= What is expected =
Exactly as written, quote every line that follows, skipping the images.
──────── The input ────────
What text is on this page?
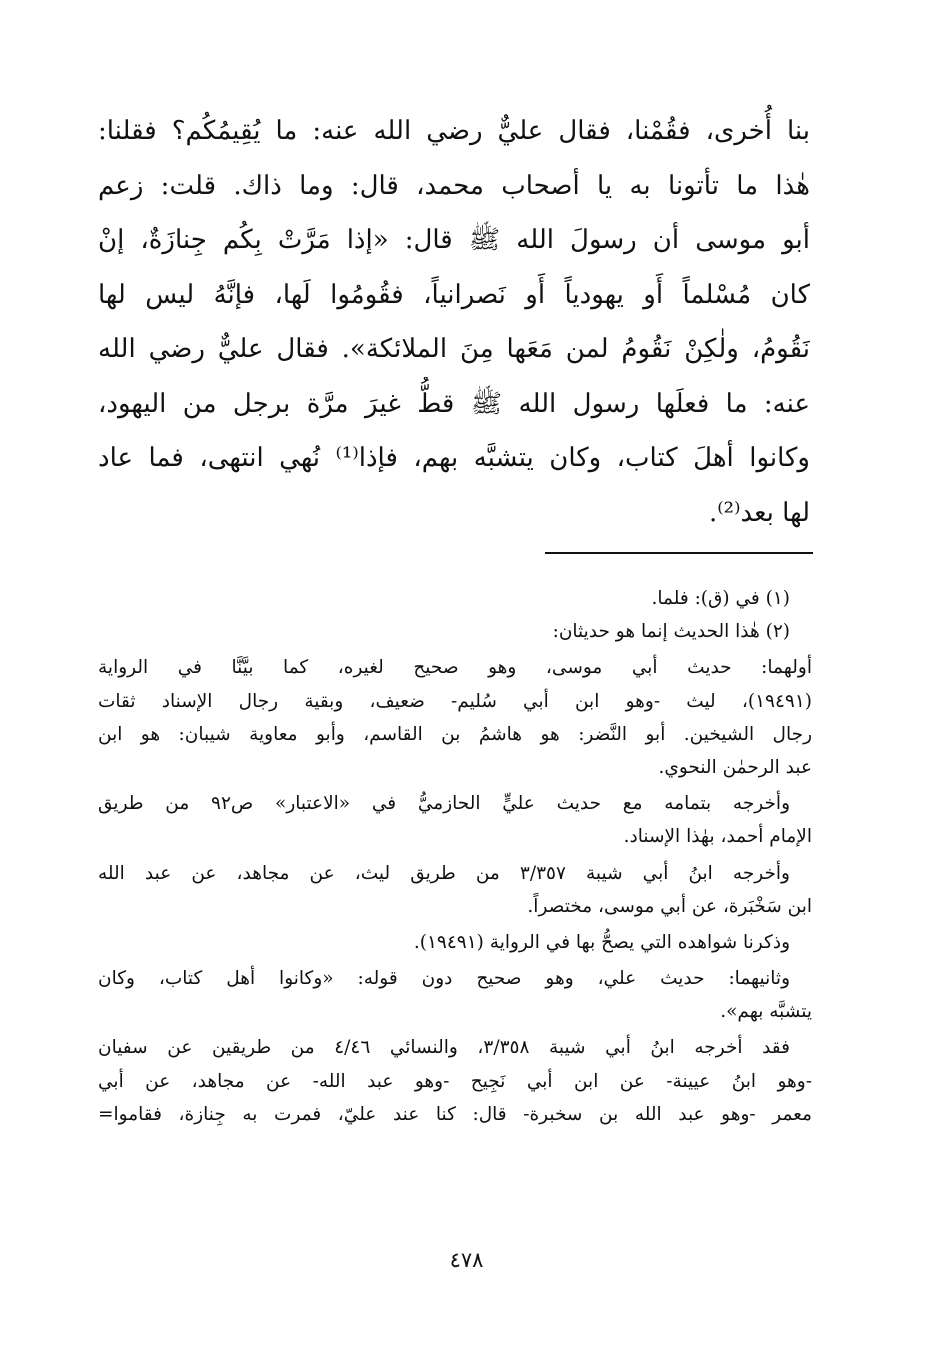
بنا أُخرى، فقُمْنا، فقال عليٌّ رضي الله عنه: ما يُقِيمُكُم؟ فقلنا:
هٰذا ما تأتونا به يا أصحاب محمد، قال: وما ذاك. قلت: زعم
أبو موسى أن رسولَ الله ﷺ قال: «إذا مَرَّتْ بِكُم جِنازَةٌ، إنْ
كان مُسْلماً أَو يهودياً أَو نَصرانياً، فقُومُوا لَها، فإنَّهُ ليس لها
نَقُومُ، ولٰكِنْ نَقُومُ لمن مَعَها مِنَ الملائكة». فقال عليٌّ رضي الله
عنه: ما فعلَها رسول الله ﷺ قطُّ غيرَ مرَّة برجل من اليهود،
وكانوا أهلَ كتاب، وكان يتشبَّه بهم، فإذا⁽¹⁾ نُهي انتهى، فما عاد
لها بعد⁽²⁾.
(١) في (ق): فلما.
(٢) هٰذا الحديث إنما هو حديثان:
أولهما: حديث أبي موسى، وهو صحيح لغيره، كما بيَّنَّا في الرواية
(١٩٤٩١)، ليث -وهو ابن أبي سُليم- ضعيف، وبقية رجال الإسناد ثقات
رجال الشيخين. أبو النَّضر: هو هاشمُ بن القاسم، وأبو معاوية شيبان: هو ابن
عبد الرحمٰن النحوي.
وأخرجه بتمامه مع حديث عليٍّ الحازميُّ في «الاعتبار» ص٩٢ من طريق
الإمام أحمد، بهٰذا الإسناد.
وأخرجه ابنُ أبي شيبة ٣/٣٥٧ من طريق ليث، عن مجاهد، عن عبد الله
ابن سَخْبَرة، عن أبي موسى، مختصراً.
وذكرنا شواهده التي يصحُّ بها في الرواية (١٩٤٩١).
وثانيهما: حديث علي، وهو صحيح دون قوله: «وكانوا أهل كتاب، وكان
يتشبَّه بهم».
فقد أخرجه ابنُ أبي شيبة ٣/٣٥٨، والنسائي ٤/٤٦ من طريقين عن سفيان
-وهو ابنُ عيينة- عن ابن أبي نَجِيح -وهو عبد الله- عن مجاهد، عن أبي
معمر -وهو عبد الله بن سخبرة- قال: كنا عند عليّ، فمرت به جِنازة، فقاموا=
٤٧٨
────────
= Complete answer =
What text is on this page?
بنا أُخرى، فقُمْنا، فقال عليٌّ رضي الله عنه: ما يُقِيمُكُم؟ فقلنا:
هٰذا ما تأتونا به يا أصحاب محمد، قال: وما ذاك. قلت: زعم
أبو موسى أن رسولَ الله ﷺ قال: «إذا مَرَّتْ بِكُم جِنازَةٌ، إنْ
كان مُسْلماً أَو يهودياً أَو نَصرانياً، فقُومُوا لَها، فإنَّهُ ليس لها
نَقُومُ، ولٰكِنْ نَقُومُ لمن مَعَها مِنَ الملائكة». فقال عليٌّ رضي الله
عنه: ما فعلَها رسول الله ﷺ قطُّ غيرَ مرَّة برجل من اليهود،
وكانوا أهلَ كتاب، وكان يتشبَّه بهم، فإذا⁽¹⁾ نُهي انتهى، فما عاد
لها بعد⁽²⁾.
(١) في (ق): فلما.
(٢) هٰذا الحديث إنما هو حديثان:
أولهما: حديث أبي موسى، وهو صحيح لغيره، كما بيَّنَّا في الرواية
(١٩٤٩١)، ليث -وهو ابن أبي سُليم- ضعيف، وبقية رجال الإسناد ثقات
رجال الشيخين. أبو النَّضر: هو هاشمُ بن القاسم، وأبو معاوية شيبان: هو ابن
عبد الرحمٰن النحوي.
وأخرجه بتمامه مع حديث عليٍّ الحازميُّ في «الاعتبار» ص٩٢ من طريق
الإمام أحمد، بهٰذا الإسناد.
وأخرجه ابنُ أبي شيبة ٣/٣٥٧ من طريق ليث، عن مجاهد، عن عبد الله
ابن سَخْبَرة، عن أبي موسى، مختصراً.
وذكرنا شواهده التي يصحُّ بها في الرواية (١٩٤٩١).
وثانيهما: حديث علي، وهو صحيح دون قوله: «وكانوا أهل كتاب، وكان
يتشبَّه بهم».
فقد أخرجه ابنُ أبي شيبة ٣/٣٥٨، والنسائي ٤/٤٦ من طريقين عن سفيان
-وهو ابنُ عيينة- عن ابن أبي نَجِيح -وهو عبد الله- عن مجاهد، عن أبي
معمر -وهو عبد الله بن سخبرة- قال: كنا عند عليّ، فمرت به جِنازة، فقاموا=
٤٧٨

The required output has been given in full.